(Records about charts and figures)
━━━━━━━━━━━━━━━━━━━━━━━━━━━━━━

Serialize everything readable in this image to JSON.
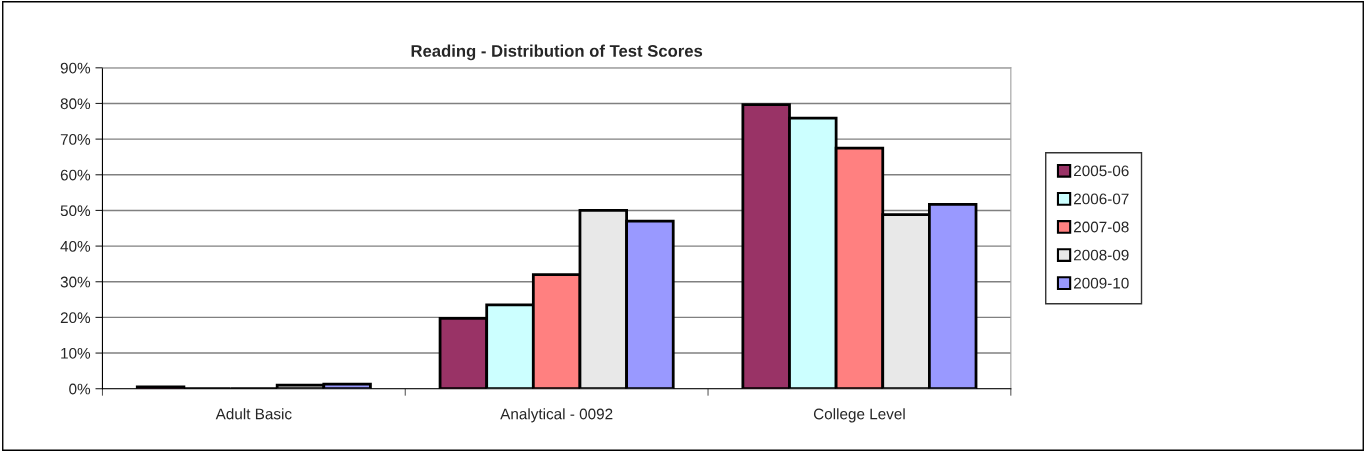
{
  "chart_data": {
    "type": "bar",
    "title": "Reading - Distribution of Test Scores",
    "categories": [
      "Adult Basic",
      "Analytical - 0092",
      "College Level"
    ],
    "series": [
      {
        "name": "2005-06",
        "color": "#993366",
        "values": [
          0.5,
          19.7,
          79.7
        ]
      },
      {
        "name": "2006-07",
        "color": "#ccffff",
        "values": [
          null,
          23.5,
          75.9
        ]
      },
      {
        "name": "2007-08",
        "color": "#ff8080",
        "values": [
          null,
          32,
          67.5
        ]
      },
      {
        "name": "2008-09",
        "color": "#e8e8e8",
        "values": [
          1.0,
          50,
          48.8
        ]
      },
      {
        "name": "2009-10",
        "color": "#9999ff",
        "values": [
          1.3,
          47,
          51.7
        ]
      }
    ],
    "ylim": [
      0,
      90
    ],
    "yticks": [
      {
        "value": 0,
        "label": "0%"
      },
      {
        "value": 10,
        "label": "10%"
      },
      {
        "value": 20,
        "label": "20%"
      },
      {
        "value": 30,
        "label": "30%"
      },
      {
        "value": 40,
        "label": "40%"
      },
      {
        "value": 50,
        "label": "50%"
      },
      {
        "value": 60,
        "label": "60%"
      },
      {
        "value": 70,
        "label": "70%"
      },
      {
        "value": 80,
        "label": "80%"
      },
      {
        "value": 90,
        "label": "90%"
      }
    ],
    "grid": "y",
    "legend": "right"
  }
}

━━━━━━━━━━━━━━━━━━━━━━━━━━━━━━

## To do
List each line in the listing that contains the string "color".

## Result for this task
        "color": "#993366",
        "color": "#ccffff",
        "color": "#ff8080",
        "color": "#e8e8e8",
        "color": "#9999ff",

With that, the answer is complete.